**RECORDS TO PROCESS:**
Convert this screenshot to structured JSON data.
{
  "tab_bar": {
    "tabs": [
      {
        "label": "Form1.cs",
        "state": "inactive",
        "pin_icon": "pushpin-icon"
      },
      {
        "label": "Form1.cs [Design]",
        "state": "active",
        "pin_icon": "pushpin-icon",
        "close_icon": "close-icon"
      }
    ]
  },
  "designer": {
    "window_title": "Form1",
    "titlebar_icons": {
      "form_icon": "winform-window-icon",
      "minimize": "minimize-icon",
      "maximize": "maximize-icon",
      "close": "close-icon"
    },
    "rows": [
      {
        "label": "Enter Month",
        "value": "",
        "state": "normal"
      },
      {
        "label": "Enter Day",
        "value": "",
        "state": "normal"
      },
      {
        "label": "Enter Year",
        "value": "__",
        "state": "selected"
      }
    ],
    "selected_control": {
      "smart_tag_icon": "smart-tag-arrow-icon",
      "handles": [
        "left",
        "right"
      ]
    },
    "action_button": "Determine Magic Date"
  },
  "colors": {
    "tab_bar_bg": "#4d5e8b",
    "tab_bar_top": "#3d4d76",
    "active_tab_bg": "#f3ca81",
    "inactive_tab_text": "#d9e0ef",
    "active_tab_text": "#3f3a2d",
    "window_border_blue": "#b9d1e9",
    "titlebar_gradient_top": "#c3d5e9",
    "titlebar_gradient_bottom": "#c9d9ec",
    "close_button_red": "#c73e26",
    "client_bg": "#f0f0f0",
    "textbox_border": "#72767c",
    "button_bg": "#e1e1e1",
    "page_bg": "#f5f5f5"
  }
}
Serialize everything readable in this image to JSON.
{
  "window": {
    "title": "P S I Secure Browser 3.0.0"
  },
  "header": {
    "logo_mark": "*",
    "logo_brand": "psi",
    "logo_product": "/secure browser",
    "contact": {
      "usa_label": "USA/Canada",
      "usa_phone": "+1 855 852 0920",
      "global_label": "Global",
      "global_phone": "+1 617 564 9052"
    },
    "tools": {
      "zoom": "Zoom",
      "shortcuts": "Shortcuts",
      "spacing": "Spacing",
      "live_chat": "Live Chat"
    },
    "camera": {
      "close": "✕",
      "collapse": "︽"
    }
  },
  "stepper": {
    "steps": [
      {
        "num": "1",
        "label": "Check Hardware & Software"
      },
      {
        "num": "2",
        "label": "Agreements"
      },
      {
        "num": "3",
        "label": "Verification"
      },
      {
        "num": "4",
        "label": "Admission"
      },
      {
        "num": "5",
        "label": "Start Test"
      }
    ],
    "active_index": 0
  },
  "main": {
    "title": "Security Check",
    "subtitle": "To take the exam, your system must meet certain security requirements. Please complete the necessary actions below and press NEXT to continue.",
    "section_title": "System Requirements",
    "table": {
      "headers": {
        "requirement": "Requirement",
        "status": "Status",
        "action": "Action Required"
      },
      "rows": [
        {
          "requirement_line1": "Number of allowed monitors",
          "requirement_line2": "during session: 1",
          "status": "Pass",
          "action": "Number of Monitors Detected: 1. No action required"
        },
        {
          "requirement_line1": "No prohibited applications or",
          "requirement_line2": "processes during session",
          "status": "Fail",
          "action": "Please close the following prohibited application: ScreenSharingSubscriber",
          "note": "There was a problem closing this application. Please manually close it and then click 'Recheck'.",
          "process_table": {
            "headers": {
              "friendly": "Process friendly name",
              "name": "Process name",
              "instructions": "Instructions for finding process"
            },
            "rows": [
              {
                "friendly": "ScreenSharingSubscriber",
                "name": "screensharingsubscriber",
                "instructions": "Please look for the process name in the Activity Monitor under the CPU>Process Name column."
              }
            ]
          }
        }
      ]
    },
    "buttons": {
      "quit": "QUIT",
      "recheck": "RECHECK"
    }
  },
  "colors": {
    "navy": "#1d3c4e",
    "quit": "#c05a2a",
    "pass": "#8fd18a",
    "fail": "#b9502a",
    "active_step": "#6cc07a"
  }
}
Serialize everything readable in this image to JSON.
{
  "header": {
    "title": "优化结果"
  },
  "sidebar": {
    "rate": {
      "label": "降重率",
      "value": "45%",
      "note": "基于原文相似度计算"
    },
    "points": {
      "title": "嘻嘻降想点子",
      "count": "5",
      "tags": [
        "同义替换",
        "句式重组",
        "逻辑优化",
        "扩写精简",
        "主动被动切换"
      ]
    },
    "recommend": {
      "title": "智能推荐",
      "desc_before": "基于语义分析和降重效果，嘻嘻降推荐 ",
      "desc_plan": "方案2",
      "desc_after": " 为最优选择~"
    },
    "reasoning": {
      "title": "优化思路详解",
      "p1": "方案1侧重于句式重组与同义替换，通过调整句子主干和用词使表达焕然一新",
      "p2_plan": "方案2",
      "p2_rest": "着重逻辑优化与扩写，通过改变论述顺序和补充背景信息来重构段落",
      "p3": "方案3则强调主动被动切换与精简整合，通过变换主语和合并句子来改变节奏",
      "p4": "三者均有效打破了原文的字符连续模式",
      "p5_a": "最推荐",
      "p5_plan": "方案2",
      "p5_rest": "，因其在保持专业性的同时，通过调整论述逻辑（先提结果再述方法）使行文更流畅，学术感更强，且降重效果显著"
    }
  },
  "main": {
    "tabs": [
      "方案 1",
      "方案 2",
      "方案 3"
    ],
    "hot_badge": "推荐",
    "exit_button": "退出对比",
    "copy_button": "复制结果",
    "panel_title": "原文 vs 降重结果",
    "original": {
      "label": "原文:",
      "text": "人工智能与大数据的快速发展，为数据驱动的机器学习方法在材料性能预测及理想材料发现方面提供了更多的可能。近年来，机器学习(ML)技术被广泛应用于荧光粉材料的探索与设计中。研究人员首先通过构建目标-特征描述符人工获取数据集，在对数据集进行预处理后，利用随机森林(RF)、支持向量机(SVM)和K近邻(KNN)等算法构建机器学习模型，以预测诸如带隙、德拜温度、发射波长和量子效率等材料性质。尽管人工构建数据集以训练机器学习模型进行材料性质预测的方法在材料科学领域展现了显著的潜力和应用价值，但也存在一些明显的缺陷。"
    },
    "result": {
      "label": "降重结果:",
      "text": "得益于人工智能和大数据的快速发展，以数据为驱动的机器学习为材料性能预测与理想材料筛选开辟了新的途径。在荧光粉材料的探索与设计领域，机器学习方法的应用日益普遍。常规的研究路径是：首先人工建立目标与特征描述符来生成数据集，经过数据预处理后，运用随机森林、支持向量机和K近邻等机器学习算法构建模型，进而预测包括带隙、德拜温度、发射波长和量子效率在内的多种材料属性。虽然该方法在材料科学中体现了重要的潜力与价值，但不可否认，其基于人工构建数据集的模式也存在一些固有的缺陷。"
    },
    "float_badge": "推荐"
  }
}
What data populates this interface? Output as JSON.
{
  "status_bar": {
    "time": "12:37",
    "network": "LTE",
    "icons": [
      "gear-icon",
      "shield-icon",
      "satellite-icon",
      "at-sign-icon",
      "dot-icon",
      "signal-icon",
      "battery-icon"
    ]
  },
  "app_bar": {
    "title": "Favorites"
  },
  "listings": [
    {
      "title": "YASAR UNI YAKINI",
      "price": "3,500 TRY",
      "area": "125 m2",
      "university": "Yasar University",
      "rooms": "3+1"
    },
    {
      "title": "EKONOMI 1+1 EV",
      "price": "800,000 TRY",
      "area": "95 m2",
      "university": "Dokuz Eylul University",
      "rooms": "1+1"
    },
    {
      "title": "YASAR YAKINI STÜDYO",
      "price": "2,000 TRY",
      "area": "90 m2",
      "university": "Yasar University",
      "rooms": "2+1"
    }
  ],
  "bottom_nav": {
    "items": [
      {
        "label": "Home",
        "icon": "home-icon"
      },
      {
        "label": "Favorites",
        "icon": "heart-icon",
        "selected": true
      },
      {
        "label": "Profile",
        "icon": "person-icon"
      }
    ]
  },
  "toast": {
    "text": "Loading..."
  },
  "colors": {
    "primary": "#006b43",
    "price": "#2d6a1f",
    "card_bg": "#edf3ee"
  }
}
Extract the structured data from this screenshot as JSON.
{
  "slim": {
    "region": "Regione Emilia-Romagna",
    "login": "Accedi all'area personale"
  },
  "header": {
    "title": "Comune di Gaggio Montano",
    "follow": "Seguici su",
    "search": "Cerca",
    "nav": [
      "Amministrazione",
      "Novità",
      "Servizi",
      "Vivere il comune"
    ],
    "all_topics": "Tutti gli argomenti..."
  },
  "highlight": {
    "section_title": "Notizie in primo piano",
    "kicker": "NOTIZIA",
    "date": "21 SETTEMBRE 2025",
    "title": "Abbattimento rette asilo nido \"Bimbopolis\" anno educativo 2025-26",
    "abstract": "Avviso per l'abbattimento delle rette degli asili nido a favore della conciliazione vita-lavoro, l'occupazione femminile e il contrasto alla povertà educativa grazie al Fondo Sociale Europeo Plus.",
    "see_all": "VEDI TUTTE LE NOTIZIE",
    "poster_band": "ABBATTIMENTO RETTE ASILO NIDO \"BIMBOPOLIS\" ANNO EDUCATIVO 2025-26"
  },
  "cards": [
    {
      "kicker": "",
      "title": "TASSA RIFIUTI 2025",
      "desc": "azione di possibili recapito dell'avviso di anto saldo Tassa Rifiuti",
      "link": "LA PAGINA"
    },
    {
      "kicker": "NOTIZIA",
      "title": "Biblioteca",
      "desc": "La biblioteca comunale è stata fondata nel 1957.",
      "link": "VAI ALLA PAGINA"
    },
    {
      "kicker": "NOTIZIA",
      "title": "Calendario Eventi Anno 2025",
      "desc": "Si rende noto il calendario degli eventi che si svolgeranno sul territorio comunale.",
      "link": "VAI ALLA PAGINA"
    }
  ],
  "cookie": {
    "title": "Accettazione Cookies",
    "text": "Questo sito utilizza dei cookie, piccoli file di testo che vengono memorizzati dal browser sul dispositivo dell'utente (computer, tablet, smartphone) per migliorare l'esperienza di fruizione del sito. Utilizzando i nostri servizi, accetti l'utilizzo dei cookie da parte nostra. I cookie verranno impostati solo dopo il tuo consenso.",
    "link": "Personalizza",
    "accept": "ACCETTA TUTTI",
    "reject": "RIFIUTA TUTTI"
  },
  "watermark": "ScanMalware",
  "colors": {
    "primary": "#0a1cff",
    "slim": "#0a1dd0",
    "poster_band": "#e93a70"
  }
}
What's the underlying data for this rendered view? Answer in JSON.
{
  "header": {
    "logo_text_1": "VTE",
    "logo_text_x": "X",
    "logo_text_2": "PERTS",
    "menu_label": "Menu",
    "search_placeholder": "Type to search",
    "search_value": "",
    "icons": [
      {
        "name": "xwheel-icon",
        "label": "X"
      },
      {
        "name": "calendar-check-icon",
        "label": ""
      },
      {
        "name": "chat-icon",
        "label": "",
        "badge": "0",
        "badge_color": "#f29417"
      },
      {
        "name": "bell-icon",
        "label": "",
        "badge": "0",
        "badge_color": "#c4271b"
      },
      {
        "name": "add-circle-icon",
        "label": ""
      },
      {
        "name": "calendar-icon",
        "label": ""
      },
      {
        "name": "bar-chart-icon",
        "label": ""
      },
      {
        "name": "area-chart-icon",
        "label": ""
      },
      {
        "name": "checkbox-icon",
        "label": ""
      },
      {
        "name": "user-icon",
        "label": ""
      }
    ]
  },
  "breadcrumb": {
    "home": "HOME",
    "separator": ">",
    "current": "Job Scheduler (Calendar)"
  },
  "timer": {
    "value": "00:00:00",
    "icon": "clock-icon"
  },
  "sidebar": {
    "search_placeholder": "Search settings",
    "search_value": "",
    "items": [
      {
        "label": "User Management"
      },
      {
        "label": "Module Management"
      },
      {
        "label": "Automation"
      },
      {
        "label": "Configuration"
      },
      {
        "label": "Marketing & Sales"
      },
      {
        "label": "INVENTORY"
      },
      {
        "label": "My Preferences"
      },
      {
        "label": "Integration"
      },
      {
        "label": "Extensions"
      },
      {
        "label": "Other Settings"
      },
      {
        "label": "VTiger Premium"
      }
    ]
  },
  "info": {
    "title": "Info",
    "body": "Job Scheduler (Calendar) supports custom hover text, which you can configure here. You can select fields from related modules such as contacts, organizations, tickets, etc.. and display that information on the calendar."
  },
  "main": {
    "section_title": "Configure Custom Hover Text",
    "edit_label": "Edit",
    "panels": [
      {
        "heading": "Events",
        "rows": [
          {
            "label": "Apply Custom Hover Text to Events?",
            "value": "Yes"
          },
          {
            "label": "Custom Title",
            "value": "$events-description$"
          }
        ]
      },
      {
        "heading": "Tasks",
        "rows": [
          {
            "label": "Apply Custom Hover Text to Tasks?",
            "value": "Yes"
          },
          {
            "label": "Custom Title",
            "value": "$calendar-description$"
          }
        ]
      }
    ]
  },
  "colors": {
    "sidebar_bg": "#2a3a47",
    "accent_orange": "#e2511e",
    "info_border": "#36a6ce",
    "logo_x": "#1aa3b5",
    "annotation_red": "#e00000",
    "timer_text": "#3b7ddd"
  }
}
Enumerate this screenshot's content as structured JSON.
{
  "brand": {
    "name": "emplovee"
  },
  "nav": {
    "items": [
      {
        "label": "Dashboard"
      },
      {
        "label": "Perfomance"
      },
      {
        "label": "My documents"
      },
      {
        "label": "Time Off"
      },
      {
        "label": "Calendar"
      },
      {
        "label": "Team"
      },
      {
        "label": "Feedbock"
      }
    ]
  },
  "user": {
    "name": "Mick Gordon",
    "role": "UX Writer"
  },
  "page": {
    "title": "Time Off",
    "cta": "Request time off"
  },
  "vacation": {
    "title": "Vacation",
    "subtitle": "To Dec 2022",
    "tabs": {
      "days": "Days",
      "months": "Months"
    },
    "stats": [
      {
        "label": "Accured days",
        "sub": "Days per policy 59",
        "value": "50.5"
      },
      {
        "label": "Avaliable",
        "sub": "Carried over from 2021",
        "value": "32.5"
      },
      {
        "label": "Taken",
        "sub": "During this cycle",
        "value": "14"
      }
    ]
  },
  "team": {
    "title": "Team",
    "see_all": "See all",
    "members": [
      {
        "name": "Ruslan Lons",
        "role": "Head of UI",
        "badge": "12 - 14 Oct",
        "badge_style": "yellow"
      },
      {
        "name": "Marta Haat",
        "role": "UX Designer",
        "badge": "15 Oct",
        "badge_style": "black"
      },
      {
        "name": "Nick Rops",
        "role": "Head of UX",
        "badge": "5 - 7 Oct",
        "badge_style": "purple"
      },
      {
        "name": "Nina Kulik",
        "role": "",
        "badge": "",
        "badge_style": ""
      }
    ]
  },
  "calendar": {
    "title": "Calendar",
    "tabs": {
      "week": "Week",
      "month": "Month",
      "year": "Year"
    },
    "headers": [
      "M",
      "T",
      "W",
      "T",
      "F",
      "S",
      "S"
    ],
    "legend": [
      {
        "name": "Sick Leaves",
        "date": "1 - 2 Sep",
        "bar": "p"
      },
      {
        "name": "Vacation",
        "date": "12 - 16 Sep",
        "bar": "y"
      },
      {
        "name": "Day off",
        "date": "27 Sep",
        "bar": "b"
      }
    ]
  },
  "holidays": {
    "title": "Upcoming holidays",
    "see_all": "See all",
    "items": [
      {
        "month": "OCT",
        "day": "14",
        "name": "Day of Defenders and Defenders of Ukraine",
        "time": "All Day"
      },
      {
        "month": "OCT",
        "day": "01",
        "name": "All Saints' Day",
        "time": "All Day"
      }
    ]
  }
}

**REQUIRED TASK:** Among the lines of the data, identify those with the word "pushpin". Copy each of them.

**FULL ANSWER:**
        "pin_icon": "pushpin-icon"
        "pin_icon": "pushpin-icon",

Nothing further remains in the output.